[START]

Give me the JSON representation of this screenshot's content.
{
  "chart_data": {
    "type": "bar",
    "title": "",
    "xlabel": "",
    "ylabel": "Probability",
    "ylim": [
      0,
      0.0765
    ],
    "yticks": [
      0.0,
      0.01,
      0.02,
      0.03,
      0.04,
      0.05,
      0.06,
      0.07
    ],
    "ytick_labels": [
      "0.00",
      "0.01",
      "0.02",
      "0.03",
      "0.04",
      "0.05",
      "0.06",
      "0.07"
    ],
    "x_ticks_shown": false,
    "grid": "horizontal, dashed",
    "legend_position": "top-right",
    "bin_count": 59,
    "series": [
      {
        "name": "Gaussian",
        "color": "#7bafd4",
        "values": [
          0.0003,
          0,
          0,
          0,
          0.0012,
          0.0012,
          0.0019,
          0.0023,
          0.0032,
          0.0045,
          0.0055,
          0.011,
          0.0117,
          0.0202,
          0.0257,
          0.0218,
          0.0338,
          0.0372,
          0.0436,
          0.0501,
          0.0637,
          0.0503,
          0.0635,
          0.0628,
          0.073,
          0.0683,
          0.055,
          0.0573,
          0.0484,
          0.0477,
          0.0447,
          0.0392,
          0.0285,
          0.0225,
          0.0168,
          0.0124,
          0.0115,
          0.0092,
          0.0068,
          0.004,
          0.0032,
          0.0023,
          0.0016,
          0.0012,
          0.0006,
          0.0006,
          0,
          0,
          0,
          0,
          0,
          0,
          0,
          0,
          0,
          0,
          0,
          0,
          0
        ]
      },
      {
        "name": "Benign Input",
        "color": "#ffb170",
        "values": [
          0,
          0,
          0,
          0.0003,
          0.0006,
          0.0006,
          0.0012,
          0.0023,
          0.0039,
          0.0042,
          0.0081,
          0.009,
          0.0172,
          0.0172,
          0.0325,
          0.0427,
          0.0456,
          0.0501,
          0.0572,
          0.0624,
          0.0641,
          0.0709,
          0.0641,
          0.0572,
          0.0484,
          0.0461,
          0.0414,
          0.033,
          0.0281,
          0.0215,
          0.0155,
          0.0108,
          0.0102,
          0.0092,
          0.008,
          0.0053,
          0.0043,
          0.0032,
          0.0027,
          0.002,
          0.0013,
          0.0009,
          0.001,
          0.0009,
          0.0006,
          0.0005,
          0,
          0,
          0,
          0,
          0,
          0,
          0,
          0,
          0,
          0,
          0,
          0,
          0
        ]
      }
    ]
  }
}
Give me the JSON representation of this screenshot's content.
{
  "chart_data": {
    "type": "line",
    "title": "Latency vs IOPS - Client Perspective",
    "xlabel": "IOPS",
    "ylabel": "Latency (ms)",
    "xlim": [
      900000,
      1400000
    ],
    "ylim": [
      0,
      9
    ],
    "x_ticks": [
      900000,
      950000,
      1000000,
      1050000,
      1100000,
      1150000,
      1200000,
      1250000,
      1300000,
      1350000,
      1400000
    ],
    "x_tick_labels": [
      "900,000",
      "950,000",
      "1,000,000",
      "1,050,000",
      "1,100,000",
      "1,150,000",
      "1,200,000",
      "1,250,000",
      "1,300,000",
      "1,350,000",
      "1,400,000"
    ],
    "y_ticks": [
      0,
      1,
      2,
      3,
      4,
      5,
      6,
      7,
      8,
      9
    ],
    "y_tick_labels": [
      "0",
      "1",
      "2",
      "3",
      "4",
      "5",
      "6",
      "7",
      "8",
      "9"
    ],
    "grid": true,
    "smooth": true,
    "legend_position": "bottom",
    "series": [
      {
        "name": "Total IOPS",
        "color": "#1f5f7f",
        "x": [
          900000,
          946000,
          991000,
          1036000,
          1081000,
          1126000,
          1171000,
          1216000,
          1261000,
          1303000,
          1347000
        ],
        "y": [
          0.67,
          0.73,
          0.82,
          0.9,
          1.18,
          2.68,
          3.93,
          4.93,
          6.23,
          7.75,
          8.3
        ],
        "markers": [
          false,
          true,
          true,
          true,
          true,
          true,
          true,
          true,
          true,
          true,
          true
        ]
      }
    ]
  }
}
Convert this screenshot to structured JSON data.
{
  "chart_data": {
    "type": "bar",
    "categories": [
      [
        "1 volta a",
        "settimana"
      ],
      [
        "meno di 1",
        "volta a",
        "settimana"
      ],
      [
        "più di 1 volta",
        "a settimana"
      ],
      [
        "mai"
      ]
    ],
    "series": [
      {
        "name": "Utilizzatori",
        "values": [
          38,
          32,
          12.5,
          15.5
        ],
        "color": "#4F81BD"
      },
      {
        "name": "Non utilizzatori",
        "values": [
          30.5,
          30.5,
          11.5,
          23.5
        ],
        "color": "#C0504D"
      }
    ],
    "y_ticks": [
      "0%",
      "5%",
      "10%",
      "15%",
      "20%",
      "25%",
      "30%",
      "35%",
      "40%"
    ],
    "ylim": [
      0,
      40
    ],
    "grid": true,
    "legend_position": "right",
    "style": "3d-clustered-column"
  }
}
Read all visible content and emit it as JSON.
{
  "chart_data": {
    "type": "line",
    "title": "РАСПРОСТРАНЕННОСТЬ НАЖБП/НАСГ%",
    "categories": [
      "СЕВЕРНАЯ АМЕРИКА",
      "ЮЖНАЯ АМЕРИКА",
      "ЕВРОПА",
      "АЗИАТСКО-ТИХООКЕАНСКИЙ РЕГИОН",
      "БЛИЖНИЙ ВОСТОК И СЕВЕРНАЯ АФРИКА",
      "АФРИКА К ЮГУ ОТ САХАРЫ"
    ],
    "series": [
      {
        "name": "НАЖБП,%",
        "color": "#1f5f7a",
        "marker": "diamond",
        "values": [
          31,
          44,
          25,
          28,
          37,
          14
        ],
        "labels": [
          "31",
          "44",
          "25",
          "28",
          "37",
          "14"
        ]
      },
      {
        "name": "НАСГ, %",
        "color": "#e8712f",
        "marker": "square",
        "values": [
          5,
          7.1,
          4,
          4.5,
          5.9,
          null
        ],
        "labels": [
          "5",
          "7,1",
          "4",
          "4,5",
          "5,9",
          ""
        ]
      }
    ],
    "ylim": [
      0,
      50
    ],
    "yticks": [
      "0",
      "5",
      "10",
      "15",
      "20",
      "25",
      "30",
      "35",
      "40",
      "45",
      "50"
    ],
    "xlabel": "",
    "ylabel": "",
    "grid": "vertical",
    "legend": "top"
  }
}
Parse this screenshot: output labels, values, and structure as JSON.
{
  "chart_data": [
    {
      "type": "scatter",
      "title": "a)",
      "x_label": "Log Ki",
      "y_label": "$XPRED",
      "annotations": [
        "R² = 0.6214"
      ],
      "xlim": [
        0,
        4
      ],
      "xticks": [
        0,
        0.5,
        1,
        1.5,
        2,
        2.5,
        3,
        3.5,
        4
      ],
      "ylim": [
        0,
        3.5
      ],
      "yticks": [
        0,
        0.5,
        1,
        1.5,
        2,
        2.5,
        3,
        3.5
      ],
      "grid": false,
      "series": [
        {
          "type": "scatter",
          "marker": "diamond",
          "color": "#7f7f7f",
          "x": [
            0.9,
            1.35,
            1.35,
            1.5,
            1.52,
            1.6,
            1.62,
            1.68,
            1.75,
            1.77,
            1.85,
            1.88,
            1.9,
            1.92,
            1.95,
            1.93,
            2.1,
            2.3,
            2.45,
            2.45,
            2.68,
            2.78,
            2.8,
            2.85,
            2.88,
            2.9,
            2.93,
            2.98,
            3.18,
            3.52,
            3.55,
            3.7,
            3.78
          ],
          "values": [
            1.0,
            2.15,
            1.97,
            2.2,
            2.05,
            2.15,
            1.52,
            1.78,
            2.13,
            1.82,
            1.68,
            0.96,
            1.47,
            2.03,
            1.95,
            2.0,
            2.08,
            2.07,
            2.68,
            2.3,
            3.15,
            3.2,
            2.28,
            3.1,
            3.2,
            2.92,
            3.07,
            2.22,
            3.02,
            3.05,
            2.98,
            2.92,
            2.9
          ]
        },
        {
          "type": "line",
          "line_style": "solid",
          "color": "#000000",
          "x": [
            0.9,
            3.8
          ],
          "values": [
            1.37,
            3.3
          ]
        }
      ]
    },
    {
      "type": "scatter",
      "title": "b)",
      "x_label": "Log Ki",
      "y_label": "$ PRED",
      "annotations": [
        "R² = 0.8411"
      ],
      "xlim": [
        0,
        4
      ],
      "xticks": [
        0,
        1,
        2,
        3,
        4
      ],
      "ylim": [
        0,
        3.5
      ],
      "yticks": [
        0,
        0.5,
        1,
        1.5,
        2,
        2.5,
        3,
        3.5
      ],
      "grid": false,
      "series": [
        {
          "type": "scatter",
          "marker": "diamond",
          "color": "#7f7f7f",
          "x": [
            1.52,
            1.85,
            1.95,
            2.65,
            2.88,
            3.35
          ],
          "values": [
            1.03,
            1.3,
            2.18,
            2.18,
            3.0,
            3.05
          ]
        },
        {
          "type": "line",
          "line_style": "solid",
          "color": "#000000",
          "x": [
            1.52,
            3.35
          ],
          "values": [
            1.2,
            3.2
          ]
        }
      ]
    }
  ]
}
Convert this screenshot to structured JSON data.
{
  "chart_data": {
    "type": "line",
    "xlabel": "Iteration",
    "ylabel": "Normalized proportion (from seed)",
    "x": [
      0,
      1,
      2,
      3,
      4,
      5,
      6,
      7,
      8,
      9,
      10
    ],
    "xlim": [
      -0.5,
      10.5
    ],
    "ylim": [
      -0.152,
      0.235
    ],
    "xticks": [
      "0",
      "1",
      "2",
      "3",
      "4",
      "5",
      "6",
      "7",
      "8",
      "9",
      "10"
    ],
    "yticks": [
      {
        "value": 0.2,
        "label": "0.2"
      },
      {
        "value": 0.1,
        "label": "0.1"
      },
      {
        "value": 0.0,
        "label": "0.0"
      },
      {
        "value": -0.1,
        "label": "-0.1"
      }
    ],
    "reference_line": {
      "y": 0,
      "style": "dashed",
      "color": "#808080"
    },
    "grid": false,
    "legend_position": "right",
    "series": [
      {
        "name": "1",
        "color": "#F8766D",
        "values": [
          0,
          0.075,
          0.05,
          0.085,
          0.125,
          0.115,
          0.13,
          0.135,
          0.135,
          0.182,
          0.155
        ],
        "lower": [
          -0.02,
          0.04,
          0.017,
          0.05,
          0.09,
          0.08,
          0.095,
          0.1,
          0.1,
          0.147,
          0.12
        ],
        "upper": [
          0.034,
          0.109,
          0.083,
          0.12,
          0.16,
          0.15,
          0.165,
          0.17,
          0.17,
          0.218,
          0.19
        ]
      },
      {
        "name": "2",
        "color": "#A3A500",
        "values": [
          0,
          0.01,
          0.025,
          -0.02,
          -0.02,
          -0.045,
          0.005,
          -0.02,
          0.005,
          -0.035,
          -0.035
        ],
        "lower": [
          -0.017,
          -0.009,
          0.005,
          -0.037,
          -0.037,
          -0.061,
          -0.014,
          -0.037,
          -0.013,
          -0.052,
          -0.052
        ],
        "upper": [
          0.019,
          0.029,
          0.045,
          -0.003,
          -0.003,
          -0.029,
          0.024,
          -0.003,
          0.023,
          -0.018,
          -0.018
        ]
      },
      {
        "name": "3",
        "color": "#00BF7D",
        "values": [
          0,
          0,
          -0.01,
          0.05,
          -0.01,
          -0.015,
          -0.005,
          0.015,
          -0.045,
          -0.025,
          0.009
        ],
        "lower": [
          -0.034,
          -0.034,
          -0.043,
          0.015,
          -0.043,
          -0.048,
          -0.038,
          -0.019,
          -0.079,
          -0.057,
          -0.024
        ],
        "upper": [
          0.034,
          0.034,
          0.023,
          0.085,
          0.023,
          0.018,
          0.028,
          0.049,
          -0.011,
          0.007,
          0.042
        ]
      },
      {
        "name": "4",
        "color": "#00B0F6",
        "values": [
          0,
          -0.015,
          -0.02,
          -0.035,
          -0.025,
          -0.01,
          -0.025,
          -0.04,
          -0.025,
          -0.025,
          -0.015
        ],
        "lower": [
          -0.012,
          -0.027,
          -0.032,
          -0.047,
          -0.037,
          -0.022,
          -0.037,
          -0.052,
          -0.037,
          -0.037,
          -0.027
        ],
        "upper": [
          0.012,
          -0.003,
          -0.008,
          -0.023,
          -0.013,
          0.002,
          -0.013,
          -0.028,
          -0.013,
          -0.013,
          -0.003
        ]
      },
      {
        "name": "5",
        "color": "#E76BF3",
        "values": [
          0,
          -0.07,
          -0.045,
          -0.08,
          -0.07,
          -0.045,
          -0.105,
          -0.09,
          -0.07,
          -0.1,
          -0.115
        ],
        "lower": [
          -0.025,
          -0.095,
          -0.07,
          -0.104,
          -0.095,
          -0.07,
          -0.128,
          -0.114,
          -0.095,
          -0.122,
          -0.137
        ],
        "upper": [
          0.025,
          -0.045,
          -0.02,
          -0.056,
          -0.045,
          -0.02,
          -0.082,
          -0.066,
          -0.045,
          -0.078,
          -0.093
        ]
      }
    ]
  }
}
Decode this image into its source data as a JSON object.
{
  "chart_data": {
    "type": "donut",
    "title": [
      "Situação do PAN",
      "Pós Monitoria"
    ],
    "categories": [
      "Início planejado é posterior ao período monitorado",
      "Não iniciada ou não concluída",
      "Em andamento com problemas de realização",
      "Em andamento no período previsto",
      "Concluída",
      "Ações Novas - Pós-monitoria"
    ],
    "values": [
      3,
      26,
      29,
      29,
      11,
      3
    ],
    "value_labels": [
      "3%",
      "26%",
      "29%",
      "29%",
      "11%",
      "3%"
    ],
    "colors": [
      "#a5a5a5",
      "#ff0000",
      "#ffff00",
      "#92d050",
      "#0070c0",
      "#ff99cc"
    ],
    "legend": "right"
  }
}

[END]

> _Instruction_
Out of the records, collect only those lines that contain the string "title".

> _Solution for this problem_
    "title": "",
    "title": "Latency vs IOPS - Client Perspective",
    "title": "РАСПРОСТРАНЕННОСТЬ НАЖБП/НАСГ%",
      "title": "a)",
      "title": "b)",
    "title": [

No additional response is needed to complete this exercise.